▶ **EXTRACTED RECORDS**
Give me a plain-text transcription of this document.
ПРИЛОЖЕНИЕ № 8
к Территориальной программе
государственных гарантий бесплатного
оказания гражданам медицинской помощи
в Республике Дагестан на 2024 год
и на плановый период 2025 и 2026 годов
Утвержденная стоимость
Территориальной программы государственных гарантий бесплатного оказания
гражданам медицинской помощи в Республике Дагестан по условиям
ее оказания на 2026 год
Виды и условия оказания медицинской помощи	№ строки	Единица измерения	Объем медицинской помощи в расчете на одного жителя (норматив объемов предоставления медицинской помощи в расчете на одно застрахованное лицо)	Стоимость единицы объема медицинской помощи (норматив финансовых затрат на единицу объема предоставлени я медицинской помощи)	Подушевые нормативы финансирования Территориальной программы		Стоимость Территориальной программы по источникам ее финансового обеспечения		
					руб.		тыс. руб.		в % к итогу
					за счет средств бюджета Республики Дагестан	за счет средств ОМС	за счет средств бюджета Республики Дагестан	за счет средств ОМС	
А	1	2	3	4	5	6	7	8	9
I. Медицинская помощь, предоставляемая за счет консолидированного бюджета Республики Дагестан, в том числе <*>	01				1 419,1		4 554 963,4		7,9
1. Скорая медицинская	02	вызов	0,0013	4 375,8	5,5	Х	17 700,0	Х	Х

▶ **EXERCISE GOAL**
Would you copy out each line exactly as written?

▶ **CORRECT OUTPUT**
Give me a plain-text transcription of this document.
ПРИЛОЖЕНИЕ № 8
к Территориальной программе
государственных гарантий бесплатного
оказания гражданам медицинской помощи
в Республике Дагестан на 2024 год
и на плановый период 2025 и 2026 годов
Утвержденная стоимость
Территориальной программы государственных гарантий бесплатного оказания
гражданам медицинской помощи в Республике Дагестан по условиям
ее оказания на 2026 год
Виды и условия оказания медицинской помощи	№ строки	Единица измерения	Объем медицинской помощи в расчете на одного жителя (норматив объемов предоставления медицинской помощи в расчете на одно застрахованное лицо)	Стоимость единицы объема медицинской помощи (норматив финансовых затрат на единицу объема предоставлени я медицинской помощи)	Подушевые нормативы финансирования Территориальной программы		Стоимость Территориальной программы по источникам ее финансового обеспечения		
					руб.		тыс. руб.		в % к итогу
					за счет средств бюджета Республики Дагестан	за счет средств ОМС	за счет средств бюджета Республики Дагестан	за счет средств ОМС	
А	1	2	3	4	5	6	7	8	9
I. Медицинская помощь, предоставляемая за счет консолидированного бюджета Республики Дагестан, в том числе <*>	01				1 419,1		4 554 963,4		7,9
1. Скорая медицинская	02	вызов	0,0013	4 375,8	5,5	Х	17 700,0	Х	Х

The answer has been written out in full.